#### EXCERPTED TEXT
——————————

OK so I about implementing these abilities, as said before, at the mapper level.
I think there are two subjects to discuss before doing so: first one is defining the configuration interface (annotations/configuration object/etc...), and then the actual features and properties to support upon it.

Regarding the interface, iv'e read the discussion here, as i understand there are two possible directions to go. First of which is going with annotations as already pushed and implemented, the other way would be to create a mapper configuration object to be passed at mapper creation time.
Since the first one is already implemented i would suggest leaving it, but i think we should also consider the configuration solution, for a couple of reasons.
First of all, as stated in the PR it would be possible to exclude some property once and target all entities without having to copy-paste the annotation.
Second, i think it would allow a more flexible interface - for example, we can pass a default mapper configuration object to the mapper manager, thus each mapper created inherits these configurations, plus we can pass an overriding object to each mapper created so we can then even override some setting for a single mapper.
Additionally, since we may want to extend this behavior in the future (for example, not just blocking fields by their hard-coded name but maybe implement a function that decides whether or not to transient a field), annotations would be more limited.

What do you think?

Second - the actual features. I think this is less important and it doesn't have to be a final list, once we implement the basic behavior we can easily add more features on top of it later.

——————————

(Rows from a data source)

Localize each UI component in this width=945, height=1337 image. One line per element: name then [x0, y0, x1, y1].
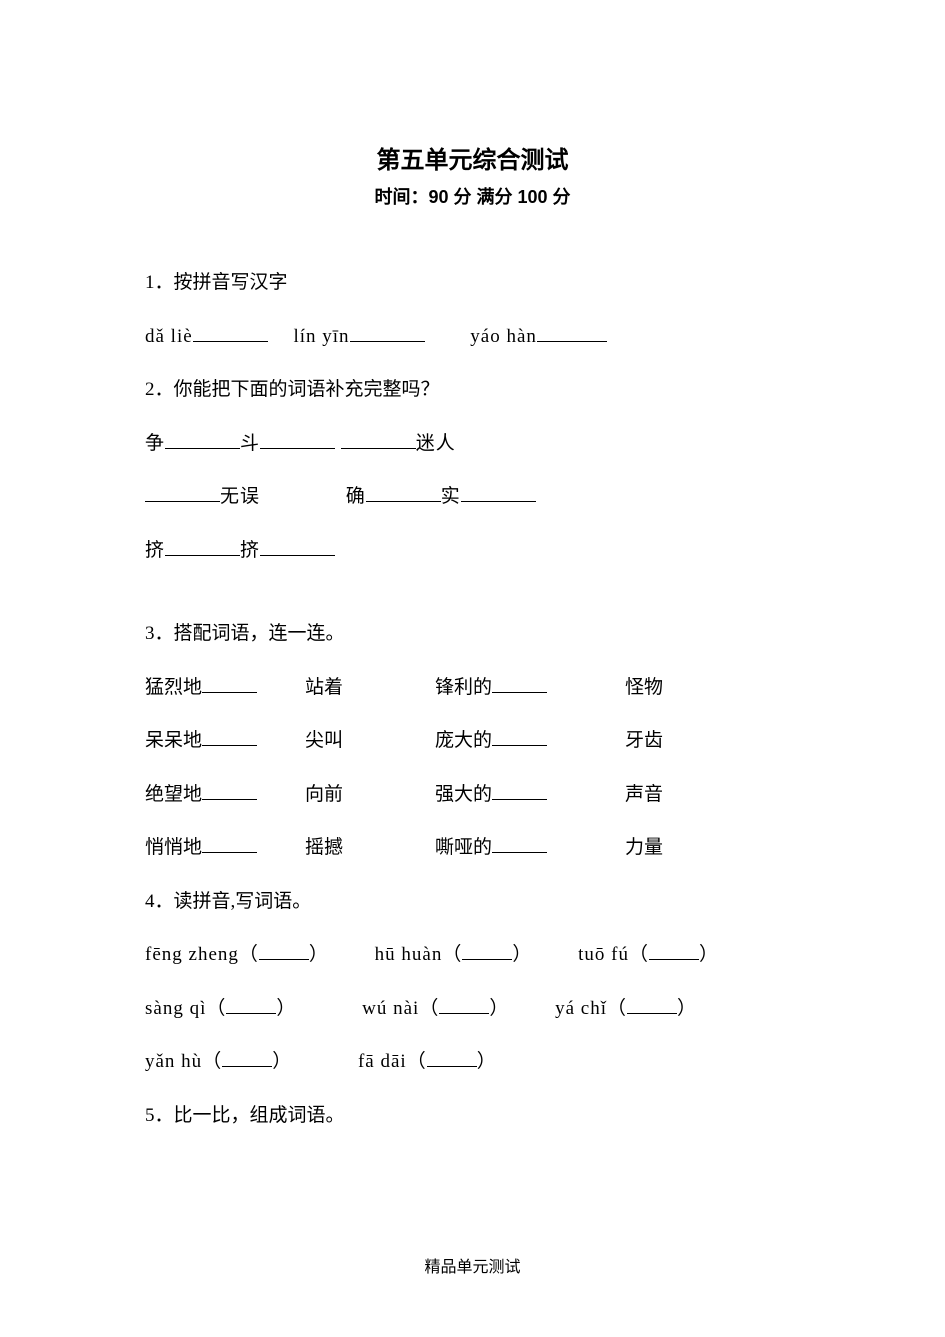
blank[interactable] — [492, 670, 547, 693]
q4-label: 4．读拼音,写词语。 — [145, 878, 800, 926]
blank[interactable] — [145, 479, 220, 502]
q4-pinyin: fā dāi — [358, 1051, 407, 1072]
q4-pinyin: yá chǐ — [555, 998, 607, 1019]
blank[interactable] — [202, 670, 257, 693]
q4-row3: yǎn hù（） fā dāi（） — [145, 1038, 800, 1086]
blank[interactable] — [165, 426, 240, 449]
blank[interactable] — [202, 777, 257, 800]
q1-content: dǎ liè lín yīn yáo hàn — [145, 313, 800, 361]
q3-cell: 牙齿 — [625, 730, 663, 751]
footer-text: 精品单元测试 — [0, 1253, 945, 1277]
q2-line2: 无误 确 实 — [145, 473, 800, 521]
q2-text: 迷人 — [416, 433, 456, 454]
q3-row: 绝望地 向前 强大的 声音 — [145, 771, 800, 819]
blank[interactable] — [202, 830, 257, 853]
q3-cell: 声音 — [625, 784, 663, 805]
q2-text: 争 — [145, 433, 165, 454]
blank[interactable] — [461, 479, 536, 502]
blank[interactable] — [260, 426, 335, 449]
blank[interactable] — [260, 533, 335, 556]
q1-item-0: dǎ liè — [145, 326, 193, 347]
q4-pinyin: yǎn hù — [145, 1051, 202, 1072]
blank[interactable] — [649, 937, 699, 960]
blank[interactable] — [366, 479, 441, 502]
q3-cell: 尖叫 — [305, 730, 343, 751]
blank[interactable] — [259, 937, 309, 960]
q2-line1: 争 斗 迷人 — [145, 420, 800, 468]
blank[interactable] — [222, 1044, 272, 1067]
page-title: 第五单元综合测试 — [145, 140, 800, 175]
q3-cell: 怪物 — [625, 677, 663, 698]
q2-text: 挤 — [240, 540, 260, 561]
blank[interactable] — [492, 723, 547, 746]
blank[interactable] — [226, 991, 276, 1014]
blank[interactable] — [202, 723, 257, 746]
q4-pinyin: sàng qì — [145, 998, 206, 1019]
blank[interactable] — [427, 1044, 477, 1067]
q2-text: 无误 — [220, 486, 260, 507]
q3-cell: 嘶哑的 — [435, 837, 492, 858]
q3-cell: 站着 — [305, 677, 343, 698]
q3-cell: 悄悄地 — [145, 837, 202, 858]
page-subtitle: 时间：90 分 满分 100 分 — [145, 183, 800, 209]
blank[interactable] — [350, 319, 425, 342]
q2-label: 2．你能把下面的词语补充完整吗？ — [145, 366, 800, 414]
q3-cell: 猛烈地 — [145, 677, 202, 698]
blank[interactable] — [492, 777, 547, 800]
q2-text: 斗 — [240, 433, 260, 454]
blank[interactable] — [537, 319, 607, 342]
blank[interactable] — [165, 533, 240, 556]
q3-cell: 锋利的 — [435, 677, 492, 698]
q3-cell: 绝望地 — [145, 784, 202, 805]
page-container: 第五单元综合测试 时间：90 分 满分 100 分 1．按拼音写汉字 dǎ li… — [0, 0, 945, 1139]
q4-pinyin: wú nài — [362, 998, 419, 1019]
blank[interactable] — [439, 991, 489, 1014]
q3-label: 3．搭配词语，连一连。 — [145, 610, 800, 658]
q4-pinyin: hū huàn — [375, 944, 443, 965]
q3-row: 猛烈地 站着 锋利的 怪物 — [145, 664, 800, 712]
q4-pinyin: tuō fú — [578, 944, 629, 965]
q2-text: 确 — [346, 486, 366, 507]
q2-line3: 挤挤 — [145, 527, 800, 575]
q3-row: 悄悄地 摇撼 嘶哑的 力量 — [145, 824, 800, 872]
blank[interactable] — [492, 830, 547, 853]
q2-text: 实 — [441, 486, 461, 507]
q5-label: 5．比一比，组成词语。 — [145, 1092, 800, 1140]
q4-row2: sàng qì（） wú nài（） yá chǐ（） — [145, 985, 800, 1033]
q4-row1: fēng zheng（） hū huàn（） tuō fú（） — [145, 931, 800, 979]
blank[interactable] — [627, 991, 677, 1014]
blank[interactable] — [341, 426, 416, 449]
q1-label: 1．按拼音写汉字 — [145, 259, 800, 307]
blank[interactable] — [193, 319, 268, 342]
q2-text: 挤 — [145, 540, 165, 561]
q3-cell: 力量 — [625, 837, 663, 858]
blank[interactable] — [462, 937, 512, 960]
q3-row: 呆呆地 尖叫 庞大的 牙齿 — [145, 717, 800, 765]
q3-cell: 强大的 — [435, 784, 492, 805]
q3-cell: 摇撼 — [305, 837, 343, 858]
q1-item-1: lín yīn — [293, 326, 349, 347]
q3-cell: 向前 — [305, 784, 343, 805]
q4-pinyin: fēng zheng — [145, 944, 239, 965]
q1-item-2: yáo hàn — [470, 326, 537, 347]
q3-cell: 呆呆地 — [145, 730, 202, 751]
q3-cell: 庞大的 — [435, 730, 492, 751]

——————————

#### JOBS
1) From the excerpt about mapper configuration, extract the passage that begins at the words "Regarding the interface, iv'e" and stops after the words "mapper creation time.", word for word.
2) From the data-source rows, copy the lines beginning at the line that has "blank[interactable] — [492, 670, 547, 693]" and stopping after the line that has "blank[interactable] — [260, 426, 335, 449]", keeping both of those lines and each line unchanged.
These rows are unrelated to the excerpt about mapper configuration.

#### CORRECT ANSWERS
1)
Regarding the interface, iv'e read the discussion here, as i understand there are two possible directions to go. First of which is going with annotations as already pushed and implemented, the other way would be to create a mapper configuration object to be passed at mapper creation time.

2)
blank[interactable] — [492, 670, 547, 693]
q4-label: 4．读拼音,写词语。 — [145, 878, 800, 926]
blank[interactable] — [145, 479, 220, 502]
q4-pinyin: fā dāi — [358, 1051, 407, 1072]
q4-pinyin: yá chǐ — [555, 998, 607, 1019]
blank[interactable] — [202, 670, 257, 693]
q4-row3: yǎn hù（） fā dāi（） — [145, 1038, 800, 1086]
blank[interactable] — [165, 426, 240, 449]
blank[interactable] — [202, 777, 257, 800]
q1-content: dǎ liè lín yīn yáo hàn — [145, 313, 800, 361]
q3-cell: 牙齿 — [625, 730, 663, 751]
footer-text: 精品单元测试 — [0, 1253, 945, 1277]
q2-line2: 无误 确 实 — [145, 473, 800, 521]
q2-text: 迷人 — [416, 433, 456, 454]
q3-row: 绝望地 向前 强大的 声音 — [145, 771, 800, 819]
blank[interactable] — [202, 830, 257, 853]
q3-cell: 声音 — [625, 784, 663, 805]
q2-text: 争 — [145, 433, 165, 454]
blank[interactable] — [461, 479, 536, 502]
blank[interactable] — [260, 426, 335, 449]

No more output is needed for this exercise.